** BEGIN GIVEN RECORDS **

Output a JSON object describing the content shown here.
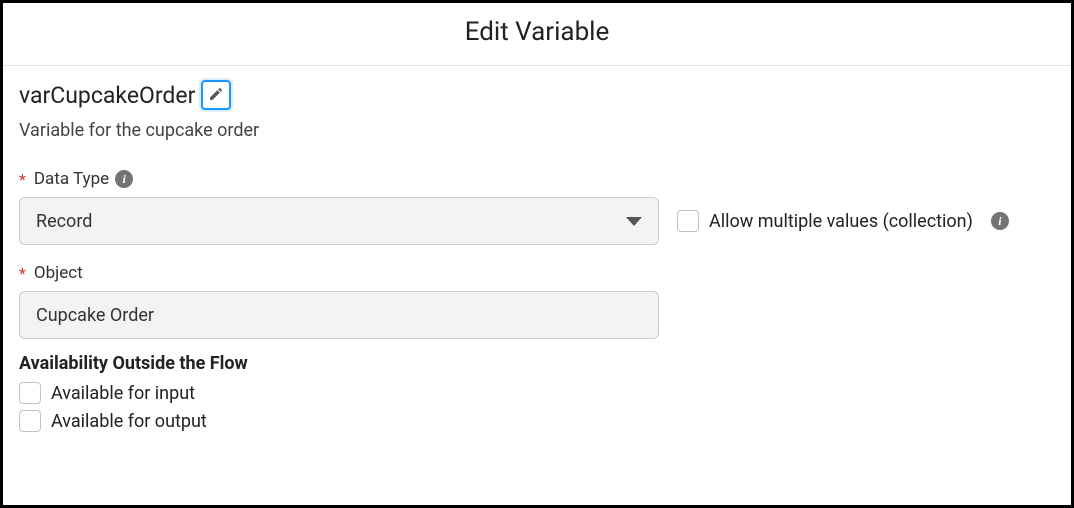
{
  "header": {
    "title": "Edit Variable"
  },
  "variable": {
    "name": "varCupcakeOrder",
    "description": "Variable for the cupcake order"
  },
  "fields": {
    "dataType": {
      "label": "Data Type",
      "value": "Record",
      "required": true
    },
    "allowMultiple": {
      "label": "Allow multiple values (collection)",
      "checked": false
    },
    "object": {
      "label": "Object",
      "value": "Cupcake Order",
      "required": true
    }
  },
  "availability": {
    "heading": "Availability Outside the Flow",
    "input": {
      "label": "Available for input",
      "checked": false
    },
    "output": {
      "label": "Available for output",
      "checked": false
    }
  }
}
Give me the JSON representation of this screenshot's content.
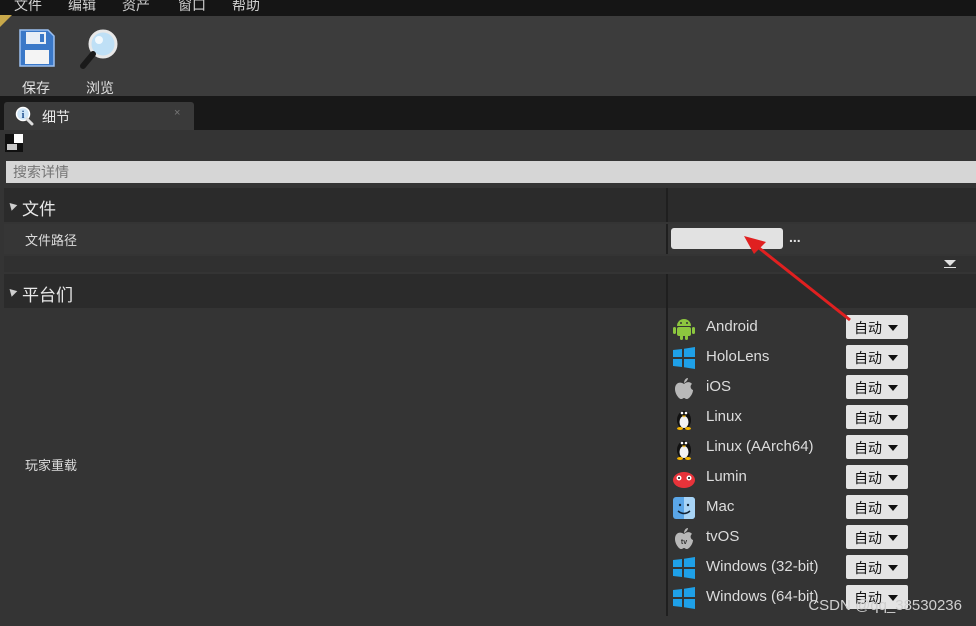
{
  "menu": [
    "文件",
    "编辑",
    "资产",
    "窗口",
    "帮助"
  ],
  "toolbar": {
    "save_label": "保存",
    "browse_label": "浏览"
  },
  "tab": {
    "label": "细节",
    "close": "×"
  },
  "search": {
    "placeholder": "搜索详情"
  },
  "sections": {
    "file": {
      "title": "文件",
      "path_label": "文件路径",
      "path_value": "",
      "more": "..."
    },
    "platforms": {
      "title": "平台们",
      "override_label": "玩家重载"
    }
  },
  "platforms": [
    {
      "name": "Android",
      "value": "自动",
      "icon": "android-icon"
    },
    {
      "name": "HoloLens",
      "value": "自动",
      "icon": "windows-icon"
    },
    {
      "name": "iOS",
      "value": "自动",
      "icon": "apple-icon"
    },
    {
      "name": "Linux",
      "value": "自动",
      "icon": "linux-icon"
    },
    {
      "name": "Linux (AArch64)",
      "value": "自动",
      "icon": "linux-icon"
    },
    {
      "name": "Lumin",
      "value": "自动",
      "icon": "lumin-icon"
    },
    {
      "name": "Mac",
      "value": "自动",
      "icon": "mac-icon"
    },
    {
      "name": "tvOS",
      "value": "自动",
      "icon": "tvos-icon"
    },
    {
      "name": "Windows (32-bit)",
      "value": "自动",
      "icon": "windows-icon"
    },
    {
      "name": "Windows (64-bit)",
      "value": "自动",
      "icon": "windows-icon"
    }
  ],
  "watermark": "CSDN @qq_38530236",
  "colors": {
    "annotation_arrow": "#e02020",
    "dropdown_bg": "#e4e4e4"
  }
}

** END GIVEN RECORDS **

WHAT YOU SHOULD DO>
Output the entries above exactly, without their pictures.

REPLY TO THE EXERCISE>
Output a JSON object describing the content shown here.
{
  "header": {
    "title": "Edit Variable"
  },
  "variable": {
    "name": "varCupcakeOrder",
    "description": "Variable for the cupcake order"
  },
  "fields": {
    "dataType": {
      "label": "Data Type",
      "value": "Record",
      "required": true
    },
    "allowMultiple": {
      "label": "Allow multiple values (collection)",
      "checked": false
    },
    "object": {
      "label": "Object",
      "value": "Cupcake Order",
      "required": true
    }
  },
  "availability": {
    "heading": "Availability Outside the Flow",
    "input": {
      "label": "Available for input",
      "checked": false
    },
    "output": {
      "label": "Available for output",
      "checked": false
    }
  }
}
Give me the JSON representation of this screenshot's content.
{
  "menu": [
    "文件",
    "编辑",
    "资产",
    "窗口",
    "帮助"
  ],
  "toolbar": {
    "save_label": "保存",
    "browse_label": "浏览"
  },
  "tab": {
    "label": "细节",
    "close": "×"
  },
  "search": {
    "placeholder": "搜索详情"
  },
  "sections": {
    "file": {
      "title": "文件",
      "path_label": "文件路径",
      "path_value": "",
      "more": "..."
    },
    "platforms": {
      "title": "平台们",
      "override_label": "玩家重载"
    }
  },
  "platforms": [
    {
      "name": "Android",
      "value": "自动",
      "icon": "android-icon"
    },
    {
      "name": "HoloLens",
      "value": "自动",
      "icon": "windows-icon"
    },
    {
      "name": "iOS",
      "value": "自动",
      "icon": "apple-icon"
    },
    {
      "name": "Linux",
      "value": "自动",
      "icon": "linux-icon"
    },
    {
      "name": "Linux (AArch64)",
      "value": "自动",
      "icon": "linux-icon"
    },
    {
      "name": "Lumin",
      "value": "自动",
      "icon": "lumin-icon"
    },
    {
      "name": "Mac",
      "value": "自动",
      "icon": "mac-icon"
    },
    {
      "name": "tvOS",
      "value": "自动",
      "icon": "tvos-icon"
    },
    {
      "name": "Windows (32-bit)",
      "value": "自动",
      "icon": "windows-icon"
    },
    {
      "name": "Windows (64-bit)",
      "value": "自动",
      "icon": "windows-icon"
    }
  ],
  "watermark": "CSDN @qq_38530236",
  "colors": {
    "annotation_arrow": "#e02020",
    "dropdown_bg": "#e4e4e4"
  }
}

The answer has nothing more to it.